Identify each line holding the string "description" and copy it.

------------------------------------------------

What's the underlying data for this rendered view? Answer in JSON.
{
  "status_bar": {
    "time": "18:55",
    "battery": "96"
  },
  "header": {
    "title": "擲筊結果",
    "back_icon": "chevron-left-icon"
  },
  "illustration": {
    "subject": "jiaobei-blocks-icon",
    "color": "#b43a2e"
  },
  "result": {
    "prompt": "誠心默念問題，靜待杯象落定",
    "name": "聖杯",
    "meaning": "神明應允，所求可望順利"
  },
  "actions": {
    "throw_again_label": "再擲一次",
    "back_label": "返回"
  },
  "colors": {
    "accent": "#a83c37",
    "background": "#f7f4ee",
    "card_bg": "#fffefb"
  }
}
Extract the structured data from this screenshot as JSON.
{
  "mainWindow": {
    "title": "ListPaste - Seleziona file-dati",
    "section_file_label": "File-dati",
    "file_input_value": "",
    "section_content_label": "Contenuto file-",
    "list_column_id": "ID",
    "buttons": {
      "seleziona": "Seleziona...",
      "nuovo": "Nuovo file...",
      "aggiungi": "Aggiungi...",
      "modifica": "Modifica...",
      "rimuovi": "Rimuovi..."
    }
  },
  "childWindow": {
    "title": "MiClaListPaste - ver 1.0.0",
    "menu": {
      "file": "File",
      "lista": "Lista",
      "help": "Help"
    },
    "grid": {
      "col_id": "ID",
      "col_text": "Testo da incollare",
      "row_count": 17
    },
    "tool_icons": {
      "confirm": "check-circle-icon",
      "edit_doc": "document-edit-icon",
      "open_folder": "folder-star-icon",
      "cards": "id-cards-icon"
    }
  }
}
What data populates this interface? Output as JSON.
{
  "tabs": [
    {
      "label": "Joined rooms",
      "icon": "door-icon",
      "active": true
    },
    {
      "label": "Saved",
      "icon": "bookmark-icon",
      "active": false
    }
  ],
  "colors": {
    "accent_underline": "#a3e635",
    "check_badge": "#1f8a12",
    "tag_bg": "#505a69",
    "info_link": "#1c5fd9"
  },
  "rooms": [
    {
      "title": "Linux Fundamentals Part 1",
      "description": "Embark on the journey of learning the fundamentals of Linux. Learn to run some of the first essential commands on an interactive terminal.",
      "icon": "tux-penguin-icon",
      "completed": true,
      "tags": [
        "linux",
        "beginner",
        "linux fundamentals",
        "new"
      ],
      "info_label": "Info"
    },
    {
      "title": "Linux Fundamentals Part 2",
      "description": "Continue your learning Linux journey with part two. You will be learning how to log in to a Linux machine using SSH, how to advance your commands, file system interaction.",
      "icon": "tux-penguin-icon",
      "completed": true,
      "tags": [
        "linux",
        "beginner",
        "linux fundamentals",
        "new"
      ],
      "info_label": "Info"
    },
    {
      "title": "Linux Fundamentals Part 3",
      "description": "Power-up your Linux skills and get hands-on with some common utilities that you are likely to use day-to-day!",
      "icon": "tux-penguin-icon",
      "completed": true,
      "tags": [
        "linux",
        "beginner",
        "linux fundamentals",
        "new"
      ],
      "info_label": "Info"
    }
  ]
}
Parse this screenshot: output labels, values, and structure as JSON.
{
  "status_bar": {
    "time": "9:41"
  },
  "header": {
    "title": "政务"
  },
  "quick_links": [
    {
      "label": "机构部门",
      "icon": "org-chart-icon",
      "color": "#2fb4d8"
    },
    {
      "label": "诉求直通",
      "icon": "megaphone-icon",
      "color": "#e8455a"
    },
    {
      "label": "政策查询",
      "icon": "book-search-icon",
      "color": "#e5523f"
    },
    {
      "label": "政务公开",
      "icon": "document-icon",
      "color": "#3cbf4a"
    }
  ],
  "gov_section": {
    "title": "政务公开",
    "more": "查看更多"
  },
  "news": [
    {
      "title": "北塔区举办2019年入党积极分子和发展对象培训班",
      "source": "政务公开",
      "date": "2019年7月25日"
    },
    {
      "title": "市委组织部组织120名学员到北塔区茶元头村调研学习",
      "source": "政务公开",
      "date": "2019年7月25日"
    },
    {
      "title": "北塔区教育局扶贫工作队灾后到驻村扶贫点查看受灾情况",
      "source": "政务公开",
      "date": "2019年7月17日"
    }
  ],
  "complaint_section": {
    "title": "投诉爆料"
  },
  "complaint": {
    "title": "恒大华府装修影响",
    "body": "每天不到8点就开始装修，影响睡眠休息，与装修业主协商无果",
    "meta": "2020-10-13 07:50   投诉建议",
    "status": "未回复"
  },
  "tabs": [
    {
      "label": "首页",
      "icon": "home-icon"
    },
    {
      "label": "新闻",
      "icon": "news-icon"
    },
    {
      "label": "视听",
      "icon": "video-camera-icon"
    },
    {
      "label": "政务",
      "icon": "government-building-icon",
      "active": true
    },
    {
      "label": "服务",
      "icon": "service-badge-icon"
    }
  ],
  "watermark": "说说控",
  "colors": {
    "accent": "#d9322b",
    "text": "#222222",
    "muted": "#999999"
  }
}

------------------------------------------------

■ **SOLUTION FOR THIS EXERCISE**:
      "description": "Embark on the journey of learning the fundamentals of Linux. Learn to run some of the first essential commands on an interactive terminal.",
      "description": "Continue your learning Linux journey with part two. You will be learning how to log in to a Linux machine using SSH, how to advance your commands, file system interaction.",
      "description": "Power-up your Linux skills and get hands-on with some common utilities that you are likely to use day-to-day!",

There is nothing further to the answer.